SELECTED EXCERPT:
** begin **

[W3C] Best practices / charsets / fuzzy

Hello,

I find your (i.e. W3C group's) proposal to handle this 
issue a bit problematic.

> We resolved to add "character encoding" in the list of examples of 
> alterations a Content Transformation proxy should do with 
> much care in section 4.3.6.1: 

	"A proxy should strive for the best possible 
	user experience that the user agent supports."

This is vague ("should strive" -- why not "must strive"?
Are there any valid reasons not to strive?), "user experience" 
is undefined, no way of measuring it is provided (even a 
binary one distinguishing between acceptable and unacceptable
user experiences). When questioning the responsible for a 
CT deployment "Does your proxy strive for the best user 
experience?", do you expect any answer other than "Of course"?

	"It should only alter the format, layout, 
	dimensions etc. to match the specific 
	capabilities of the user agent."

Two problems here:

1. What is, and what is not hidden behind the "etc"? What
about these various elements, none of which is explicitly
mentioned:
	a) the behaviour induced by scripts
	b) the page size
	c) the character encoding
	d) the behaviour induced by keypad events and keypad
	   assignments (e.g. access keys)
Not mentioning these elements means that they are not
formally object of the guidelines, and hence negligible.

2. Matching the capabilities of the user agent is necessary,
but insufficient. As I highlighted with the example of forms,
the capabilities of the application server must be taken into
account as well -- we are talking about end-to-end systems
after all. Because of the way (X)HTML and WML handle the
encoding of form data sent back to the server, changing
the encoding of the document has an influence on what the
server experiences -- since the document encoding is second
in line as the applicable encoding to form data (after 
explicit statements in the "accept-charset" attribute of
the form element). The guidelines only consider the client,
to the exclusion of the server.
 
> This addresses the case when a page is served using an 
> encoding that is 
> compatible with the user agent. The Content Transformation 
> proxy should 
> not switch the encoding to something else in that case, especially 
> since, as you point out, it is unlikely that the mapping 
> works for all 
> characters. That's what the guideline says.

Not quite. The CTG does not prevent the transcoder
to change the encoding to another one that is also
supported by the client. Notice that different
charsets may have different q-values, and hence
a change of encoding, even if it supported, may 
entail a degradation of the "user experience" -- 
but this cannot be established, since increases 
or decreases of user experience remain undefined 
and hence unmeasurable.

> That the mapping may not work in all cases and/or in 
> both directions is not a real problem IMO. 

This is where we disagree -- effectively we disagree
on the two-way scenario. I argue that form-filling
scenarios encompass enough applications where faithful 
transmission of user input is indispensable either
because of security (on-line orders, banking, e-mail)

** end **

COMPLETE THE FOLLOWING:
**a.** From the forum message on character encoding and content transformation proxies, list the items marked a) through d) that the writer says the guidelines never explicitly mention.
**b.** Carry on the forum message about character encoding in content transformation proxies, picking up right after its final line.

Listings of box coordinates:
** begin **

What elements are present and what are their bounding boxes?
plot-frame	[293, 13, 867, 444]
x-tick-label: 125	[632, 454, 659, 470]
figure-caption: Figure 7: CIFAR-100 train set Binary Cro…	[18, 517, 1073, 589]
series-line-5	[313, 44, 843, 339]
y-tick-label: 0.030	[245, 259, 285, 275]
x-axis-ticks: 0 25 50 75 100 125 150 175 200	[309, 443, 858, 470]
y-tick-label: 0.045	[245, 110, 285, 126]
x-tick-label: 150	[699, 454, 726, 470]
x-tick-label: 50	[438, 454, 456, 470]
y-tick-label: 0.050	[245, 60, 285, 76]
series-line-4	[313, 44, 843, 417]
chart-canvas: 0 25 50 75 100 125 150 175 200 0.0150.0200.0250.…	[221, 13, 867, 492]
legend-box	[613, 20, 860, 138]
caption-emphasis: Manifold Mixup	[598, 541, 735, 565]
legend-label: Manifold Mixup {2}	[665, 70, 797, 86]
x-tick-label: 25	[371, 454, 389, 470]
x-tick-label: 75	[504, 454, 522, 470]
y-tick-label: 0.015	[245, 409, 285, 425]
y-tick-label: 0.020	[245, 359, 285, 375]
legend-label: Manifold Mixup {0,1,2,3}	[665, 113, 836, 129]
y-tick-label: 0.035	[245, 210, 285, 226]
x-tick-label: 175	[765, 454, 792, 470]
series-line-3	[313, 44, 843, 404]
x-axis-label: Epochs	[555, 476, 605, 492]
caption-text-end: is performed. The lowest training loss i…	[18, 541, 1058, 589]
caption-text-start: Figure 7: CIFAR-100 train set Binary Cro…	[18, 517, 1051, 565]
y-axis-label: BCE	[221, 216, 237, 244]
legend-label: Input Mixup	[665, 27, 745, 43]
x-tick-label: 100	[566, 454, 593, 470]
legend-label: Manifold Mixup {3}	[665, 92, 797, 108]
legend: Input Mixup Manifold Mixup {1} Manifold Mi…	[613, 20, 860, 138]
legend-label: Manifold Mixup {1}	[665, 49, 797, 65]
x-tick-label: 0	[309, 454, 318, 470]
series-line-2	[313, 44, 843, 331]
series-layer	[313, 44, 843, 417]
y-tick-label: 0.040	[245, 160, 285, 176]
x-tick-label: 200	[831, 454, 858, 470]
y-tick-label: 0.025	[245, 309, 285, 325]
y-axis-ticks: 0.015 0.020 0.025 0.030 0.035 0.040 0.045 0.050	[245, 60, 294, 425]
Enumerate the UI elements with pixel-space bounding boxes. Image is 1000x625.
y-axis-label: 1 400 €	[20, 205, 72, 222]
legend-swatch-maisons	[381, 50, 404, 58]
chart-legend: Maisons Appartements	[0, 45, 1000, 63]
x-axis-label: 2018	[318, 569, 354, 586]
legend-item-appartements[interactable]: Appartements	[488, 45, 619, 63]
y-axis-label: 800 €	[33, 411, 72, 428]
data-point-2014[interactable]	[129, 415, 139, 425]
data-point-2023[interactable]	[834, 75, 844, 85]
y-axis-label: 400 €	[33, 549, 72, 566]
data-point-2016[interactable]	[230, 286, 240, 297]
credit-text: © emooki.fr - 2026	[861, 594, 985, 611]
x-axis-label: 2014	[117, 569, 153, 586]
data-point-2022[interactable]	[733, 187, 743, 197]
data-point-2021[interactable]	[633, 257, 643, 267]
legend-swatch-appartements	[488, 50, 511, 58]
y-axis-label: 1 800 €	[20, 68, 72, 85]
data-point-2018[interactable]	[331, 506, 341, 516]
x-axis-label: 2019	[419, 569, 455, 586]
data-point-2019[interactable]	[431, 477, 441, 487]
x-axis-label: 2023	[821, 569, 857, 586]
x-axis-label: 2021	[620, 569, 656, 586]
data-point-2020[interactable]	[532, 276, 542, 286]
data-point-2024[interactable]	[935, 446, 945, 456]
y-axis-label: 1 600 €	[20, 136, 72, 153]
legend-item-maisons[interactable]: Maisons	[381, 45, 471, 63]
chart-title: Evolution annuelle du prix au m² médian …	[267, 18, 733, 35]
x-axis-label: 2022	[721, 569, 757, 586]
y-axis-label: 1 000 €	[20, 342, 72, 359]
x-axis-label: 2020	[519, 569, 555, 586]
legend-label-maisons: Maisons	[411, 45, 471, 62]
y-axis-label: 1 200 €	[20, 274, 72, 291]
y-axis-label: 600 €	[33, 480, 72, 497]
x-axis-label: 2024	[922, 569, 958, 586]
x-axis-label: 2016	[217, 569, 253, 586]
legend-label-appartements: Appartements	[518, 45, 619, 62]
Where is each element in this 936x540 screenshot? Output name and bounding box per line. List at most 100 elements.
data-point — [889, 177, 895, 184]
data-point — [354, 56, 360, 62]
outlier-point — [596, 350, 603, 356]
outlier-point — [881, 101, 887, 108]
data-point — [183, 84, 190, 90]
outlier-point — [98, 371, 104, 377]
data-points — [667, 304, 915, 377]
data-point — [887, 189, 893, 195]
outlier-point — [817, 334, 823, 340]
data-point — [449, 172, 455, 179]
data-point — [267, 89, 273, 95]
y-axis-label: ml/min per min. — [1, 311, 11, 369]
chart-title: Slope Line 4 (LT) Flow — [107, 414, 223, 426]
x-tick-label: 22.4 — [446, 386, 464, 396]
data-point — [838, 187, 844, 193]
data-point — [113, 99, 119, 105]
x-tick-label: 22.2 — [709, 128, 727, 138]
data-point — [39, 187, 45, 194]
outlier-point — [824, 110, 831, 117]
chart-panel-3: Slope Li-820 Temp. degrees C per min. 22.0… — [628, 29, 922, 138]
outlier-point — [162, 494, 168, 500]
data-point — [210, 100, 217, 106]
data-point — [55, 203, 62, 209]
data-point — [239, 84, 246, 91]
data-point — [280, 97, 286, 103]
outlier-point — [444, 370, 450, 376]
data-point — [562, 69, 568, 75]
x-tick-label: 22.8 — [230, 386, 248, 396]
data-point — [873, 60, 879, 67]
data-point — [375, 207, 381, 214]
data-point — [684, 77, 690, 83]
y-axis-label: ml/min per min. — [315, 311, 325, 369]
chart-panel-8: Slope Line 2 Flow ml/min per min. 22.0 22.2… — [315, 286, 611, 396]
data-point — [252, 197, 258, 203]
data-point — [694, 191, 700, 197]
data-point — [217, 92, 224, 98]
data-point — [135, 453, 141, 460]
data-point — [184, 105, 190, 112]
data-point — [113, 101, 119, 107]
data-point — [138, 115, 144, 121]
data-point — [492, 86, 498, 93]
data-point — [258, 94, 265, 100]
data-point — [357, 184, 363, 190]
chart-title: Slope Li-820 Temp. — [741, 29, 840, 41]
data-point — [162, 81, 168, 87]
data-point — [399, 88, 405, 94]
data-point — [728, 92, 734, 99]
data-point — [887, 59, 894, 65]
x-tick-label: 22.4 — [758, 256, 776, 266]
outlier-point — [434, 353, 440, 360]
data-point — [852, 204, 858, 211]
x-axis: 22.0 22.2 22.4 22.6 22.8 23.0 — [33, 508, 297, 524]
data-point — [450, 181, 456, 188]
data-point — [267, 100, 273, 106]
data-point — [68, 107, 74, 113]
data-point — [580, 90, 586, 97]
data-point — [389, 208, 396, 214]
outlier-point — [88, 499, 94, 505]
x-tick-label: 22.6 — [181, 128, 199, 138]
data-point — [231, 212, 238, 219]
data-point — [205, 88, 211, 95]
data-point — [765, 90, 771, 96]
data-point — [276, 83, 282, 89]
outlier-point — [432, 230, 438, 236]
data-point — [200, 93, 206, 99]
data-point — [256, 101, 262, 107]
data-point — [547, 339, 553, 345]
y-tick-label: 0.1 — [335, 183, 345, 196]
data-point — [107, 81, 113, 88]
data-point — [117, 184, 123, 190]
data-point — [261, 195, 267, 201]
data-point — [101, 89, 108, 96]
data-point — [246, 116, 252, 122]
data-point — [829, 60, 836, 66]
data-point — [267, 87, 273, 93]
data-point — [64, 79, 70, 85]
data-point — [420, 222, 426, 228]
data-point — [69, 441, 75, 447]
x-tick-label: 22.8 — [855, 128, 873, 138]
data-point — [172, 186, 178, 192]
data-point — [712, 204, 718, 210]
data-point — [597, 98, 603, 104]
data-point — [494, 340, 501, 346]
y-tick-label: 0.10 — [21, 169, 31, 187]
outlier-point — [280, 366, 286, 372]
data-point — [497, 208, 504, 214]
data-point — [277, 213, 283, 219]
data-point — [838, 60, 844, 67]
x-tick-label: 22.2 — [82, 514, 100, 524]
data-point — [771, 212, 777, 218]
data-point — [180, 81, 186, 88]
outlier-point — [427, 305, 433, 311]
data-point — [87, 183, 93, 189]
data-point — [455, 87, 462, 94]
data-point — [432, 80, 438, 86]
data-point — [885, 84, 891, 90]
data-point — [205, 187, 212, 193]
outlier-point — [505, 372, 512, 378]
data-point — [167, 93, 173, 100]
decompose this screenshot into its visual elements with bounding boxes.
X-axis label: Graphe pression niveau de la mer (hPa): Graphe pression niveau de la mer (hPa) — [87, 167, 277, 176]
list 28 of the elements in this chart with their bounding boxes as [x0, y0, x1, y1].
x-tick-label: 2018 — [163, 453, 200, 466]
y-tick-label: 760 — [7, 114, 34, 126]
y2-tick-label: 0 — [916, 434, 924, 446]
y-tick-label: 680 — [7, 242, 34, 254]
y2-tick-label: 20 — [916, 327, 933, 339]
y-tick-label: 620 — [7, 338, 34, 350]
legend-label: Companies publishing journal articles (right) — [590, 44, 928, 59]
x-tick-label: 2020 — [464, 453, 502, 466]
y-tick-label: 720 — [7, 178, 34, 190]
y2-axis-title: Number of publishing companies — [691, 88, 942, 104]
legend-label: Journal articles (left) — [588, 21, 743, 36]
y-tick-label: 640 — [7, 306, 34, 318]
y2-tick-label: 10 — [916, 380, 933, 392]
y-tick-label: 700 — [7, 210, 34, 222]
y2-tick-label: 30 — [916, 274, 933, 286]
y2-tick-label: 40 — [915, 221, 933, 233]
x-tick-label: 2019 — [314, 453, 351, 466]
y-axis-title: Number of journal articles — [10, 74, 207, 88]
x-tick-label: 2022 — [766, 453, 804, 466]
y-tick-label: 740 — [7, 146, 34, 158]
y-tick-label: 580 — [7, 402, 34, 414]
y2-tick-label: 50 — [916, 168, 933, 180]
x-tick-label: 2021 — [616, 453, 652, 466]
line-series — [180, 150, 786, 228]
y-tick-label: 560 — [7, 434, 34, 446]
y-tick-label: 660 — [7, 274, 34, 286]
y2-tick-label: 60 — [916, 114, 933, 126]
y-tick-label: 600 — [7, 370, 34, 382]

** end **

THE RESPONSES:
**a.**
a) the behaviour induced by scripts
b) the page size
c) the character encoding
d) the behaviour induced by keypad events and keypad assignments (e.g. access keys)

**b.**
or usability reasons (directory queries, timetables),
that one must provide precise guidelines to at least 
ensure a minimum of consistency. 

The W3C position can be reduced to the statement 
that actually no practice need be enforced, since
users know what is taking place. That is a position 
-- but it must be made explicit as such and 
substantiated in the CTG.

> The Content Transformation proxy may add a warning at the top of the 
> page along the lines of "Some characters can't be displayed on your 
> phone" or "The form below is unlikely to work". It would not work 
> reliably. But working a bit may be considered better than not 
> working at 
> all. 

"may" -- meaning there is no obligation to inform the 
end user about the consequences of transcoding. The CTG
provides for informing about a choice of representations,
not about the consequences thereof.

> In any case, this is out of scope of these guidelines: 
> we are not 
> trying to define the nature of the restructuring operations that may 
> occur, but rather to define a few mechanisms by which content 
> providers, 
> content transformation proxies and end users may communicate 
> with each 
> other.

This is probably impossible without a specific, new protocol
(on top of HTTP) -- and in fact you have a half-baked one already
with the x-device-* HTTP fields. Attempts to match existing HTTP
protocol entities to CTG needs never quite work out (no-transform
does not work for WML; vary does not work for sites that produce
lcd content; via does not work since it is optional and even its
content need not be directly recognizable by servers). To make
it really work, you must either stipulate strong, unambiguous 
heuristics to complement the protocol elements (e.g. DOCTYPE, 
MIME types, domain names) or eventually do what was done with, 
notably, uaprof -- i.e. define an own, self-contained protocol 
with the necessary features.

> See: http://www.w3.org/2008/09/30-bpwg-minutes.html#item05 where this 
> was discussed.

These minutes were a bit confusing -- they discussed another 
topic with charsets at the same time. Anyway, thanks for the 
link!

> I wrote that but I kind of disagree with myself here ;)
> For the same reason as above, I don't think we should be that 
> restrictive.

That may be so, but I hope to have made the rationale
behind these restrictions clear. On the other hand, the
CTG specify no restrictions whatsoever regarding encodings
at this point -- "do for the best and be careful" cannot
be construed as a guideline, which by definition must 
restrict the set of possible behaviours to a more or 
large, but identifiable class of what is acceptable -- 
and that is where "best practices" would come into play.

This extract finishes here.